Instructions to follow: Count lines, not occurrences: give the number of lines holding the word "TradingView", and nothing besides.

Provided data:
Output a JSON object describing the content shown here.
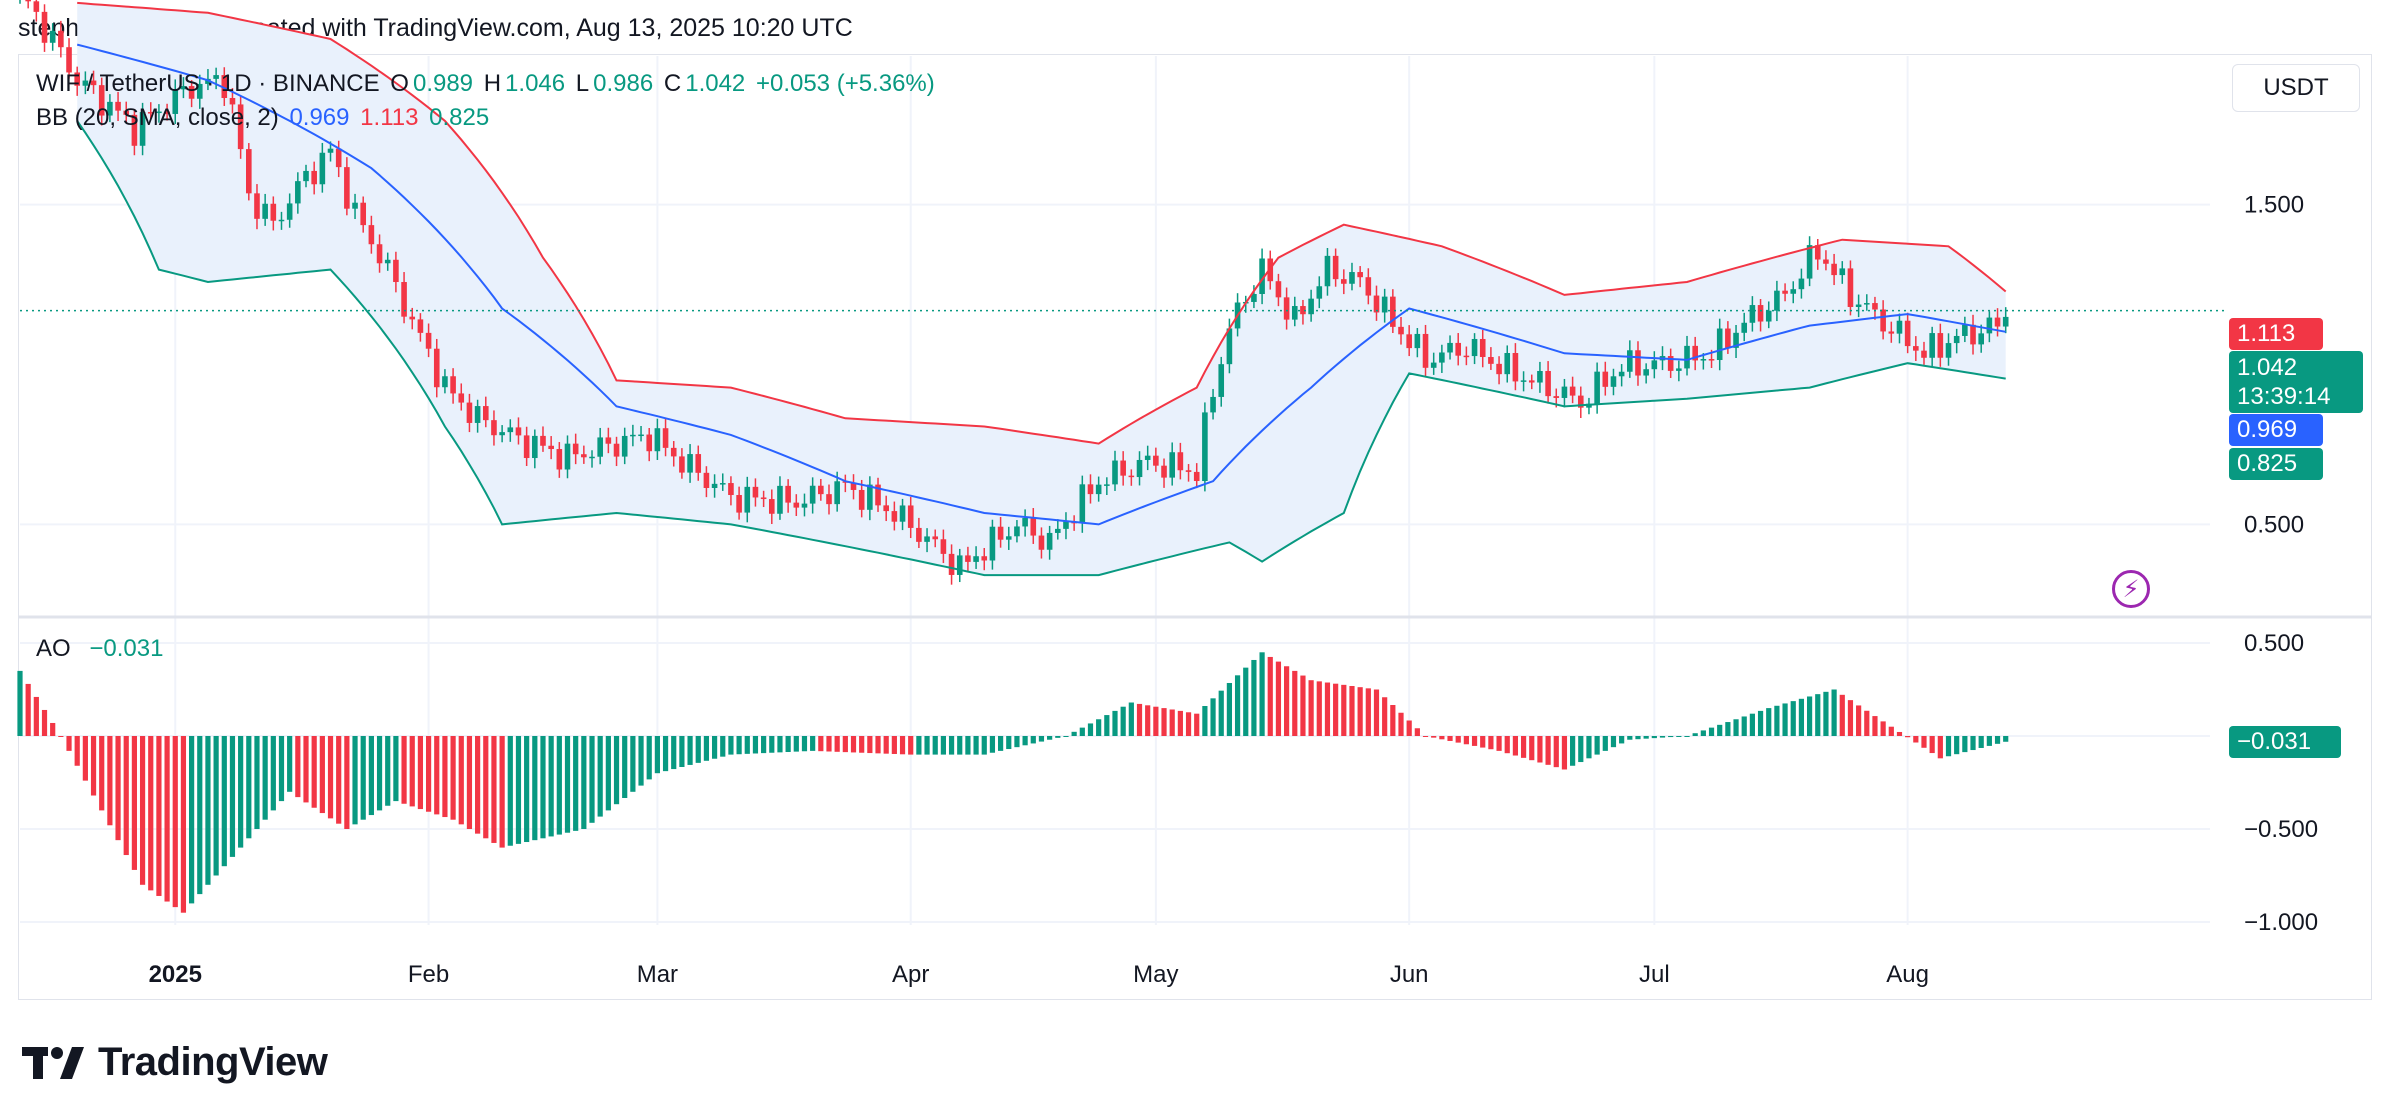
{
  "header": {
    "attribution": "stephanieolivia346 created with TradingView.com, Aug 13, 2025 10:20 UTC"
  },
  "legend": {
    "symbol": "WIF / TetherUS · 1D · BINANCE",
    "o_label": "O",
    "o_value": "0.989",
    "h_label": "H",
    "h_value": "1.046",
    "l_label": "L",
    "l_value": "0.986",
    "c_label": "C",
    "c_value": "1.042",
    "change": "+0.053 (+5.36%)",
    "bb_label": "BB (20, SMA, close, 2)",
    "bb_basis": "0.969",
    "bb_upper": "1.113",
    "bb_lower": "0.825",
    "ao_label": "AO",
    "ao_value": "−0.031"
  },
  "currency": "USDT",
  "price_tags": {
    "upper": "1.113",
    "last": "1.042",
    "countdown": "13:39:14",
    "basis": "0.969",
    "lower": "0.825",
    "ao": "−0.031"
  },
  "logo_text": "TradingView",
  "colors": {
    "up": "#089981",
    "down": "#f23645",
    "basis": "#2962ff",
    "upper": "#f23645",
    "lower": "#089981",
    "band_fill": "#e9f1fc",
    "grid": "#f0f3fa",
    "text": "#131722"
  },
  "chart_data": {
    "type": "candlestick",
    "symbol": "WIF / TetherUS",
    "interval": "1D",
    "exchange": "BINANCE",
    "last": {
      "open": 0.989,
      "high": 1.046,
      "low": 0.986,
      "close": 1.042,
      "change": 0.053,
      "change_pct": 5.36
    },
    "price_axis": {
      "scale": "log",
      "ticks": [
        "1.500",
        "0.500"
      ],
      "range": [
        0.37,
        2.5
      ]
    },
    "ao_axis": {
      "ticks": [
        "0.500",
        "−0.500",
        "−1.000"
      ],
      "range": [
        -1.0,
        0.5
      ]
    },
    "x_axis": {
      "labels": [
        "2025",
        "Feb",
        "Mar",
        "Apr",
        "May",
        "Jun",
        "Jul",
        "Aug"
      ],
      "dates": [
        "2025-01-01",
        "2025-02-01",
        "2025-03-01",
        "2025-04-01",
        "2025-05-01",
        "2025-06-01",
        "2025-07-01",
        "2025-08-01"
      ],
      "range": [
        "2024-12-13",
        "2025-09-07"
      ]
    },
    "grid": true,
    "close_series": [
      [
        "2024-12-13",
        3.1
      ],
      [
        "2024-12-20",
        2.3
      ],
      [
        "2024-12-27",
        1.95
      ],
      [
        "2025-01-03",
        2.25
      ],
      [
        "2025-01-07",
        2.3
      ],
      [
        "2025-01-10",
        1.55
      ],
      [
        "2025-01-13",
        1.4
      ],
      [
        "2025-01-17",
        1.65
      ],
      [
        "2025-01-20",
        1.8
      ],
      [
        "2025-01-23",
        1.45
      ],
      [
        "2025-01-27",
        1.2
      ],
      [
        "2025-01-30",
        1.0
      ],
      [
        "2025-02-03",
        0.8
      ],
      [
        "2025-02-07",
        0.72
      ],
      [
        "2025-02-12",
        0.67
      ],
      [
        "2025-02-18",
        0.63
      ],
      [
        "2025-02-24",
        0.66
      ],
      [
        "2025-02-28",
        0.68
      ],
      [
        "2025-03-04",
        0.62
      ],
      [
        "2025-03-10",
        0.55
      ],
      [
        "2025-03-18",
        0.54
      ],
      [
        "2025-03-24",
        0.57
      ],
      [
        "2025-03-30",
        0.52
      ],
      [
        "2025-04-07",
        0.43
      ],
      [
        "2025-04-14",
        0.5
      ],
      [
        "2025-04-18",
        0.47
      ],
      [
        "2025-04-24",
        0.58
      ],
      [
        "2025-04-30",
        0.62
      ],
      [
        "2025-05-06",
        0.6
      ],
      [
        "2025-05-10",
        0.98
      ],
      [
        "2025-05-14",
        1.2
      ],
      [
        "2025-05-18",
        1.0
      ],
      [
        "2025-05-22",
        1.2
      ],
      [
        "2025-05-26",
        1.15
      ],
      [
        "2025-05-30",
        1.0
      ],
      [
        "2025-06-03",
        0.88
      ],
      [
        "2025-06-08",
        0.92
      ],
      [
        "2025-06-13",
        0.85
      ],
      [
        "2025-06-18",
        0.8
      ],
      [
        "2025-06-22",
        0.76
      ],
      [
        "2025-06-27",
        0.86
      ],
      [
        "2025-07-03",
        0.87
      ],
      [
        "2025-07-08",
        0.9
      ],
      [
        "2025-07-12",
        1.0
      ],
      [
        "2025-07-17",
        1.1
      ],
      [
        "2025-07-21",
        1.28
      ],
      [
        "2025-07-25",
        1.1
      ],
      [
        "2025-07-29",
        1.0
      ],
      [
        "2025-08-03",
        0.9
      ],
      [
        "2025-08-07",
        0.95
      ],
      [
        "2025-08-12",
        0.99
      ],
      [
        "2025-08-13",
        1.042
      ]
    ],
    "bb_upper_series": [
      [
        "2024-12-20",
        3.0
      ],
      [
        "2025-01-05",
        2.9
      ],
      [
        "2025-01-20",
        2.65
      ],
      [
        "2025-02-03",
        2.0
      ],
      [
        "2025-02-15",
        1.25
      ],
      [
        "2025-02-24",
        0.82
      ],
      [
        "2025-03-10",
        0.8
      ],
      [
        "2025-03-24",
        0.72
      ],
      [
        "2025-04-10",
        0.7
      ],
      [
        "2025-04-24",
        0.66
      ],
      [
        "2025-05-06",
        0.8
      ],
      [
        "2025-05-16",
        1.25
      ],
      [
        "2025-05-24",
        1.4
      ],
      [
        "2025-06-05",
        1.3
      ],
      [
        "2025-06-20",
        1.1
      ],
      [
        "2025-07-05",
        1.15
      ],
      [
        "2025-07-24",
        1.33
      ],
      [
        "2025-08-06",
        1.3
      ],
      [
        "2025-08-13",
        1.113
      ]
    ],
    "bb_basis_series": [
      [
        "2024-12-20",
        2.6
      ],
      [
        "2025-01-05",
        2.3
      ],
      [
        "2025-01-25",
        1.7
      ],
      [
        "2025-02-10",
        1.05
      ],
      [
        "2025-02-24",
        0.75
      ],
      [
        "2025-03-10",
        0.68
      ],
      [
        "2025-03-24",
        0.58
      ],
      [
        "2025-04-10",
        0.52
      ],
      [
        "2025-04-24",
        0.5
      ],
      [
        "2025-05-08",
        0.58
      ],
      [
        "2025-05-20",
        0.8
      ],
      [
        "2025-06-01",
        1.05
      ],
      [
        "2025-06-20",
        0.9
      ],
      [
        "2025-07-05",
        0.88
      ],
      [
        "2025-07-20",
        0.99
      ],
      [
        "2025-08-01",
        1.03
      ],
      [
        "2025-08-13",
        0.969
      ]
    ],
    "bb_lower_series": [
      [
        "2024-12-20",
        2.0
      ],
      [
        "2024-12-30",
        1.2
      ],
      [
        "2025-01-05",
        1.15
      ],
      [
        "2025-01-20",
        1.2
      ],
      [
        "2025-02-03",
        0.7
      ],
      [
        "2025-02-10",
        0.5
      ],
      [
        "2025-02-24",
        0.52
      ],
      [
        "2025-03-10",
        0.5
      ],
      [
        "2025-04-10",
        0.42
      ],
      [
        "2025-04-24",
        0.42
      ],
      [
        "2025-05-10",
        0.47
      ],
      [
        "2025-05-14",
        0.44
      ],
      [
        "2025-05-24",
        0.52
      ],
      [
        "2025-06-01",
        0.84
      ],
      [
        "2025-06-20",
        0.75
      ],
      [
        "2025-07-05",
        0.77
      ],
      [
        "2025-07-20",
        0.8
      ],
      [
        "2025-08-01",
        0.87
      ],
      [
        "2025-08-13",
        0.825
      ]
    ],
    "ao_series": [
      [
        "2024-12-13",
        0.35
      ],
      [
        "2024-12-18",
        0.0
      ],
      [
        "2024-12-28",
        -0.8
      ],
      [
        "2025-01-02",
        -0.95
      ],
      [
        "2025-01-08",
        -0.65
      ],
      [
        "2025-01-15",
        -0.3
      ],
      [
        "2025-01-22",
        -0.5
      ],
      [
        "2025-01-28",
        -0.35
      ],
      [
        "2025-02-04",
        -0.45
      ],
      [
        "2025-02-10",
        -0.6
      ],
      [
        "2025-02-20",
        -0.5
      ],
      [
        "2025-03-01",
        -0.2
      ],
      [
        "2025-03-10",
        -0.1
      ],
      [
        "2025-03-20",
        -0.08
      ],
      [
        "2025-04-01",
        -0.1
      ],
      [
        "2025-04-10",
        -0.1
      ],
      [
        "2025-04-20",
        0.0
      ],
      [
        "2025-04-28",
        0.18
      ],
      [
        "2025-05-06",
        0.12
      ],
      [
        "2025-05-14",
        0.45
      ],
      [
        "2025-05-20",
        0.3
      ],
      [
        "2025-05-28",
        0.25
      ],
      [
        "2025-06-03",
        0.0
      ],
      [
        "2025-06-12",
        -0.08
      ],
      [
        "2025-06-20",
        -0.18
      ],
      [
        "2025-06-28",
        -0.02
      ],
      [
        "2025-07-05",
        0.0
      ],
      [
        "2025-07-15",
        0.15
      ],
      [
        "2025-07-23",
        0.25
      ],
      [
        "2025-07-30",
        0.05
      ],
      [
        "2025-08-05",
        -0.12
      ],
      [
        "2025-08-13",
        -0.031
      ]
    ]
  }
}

Result of the task: 2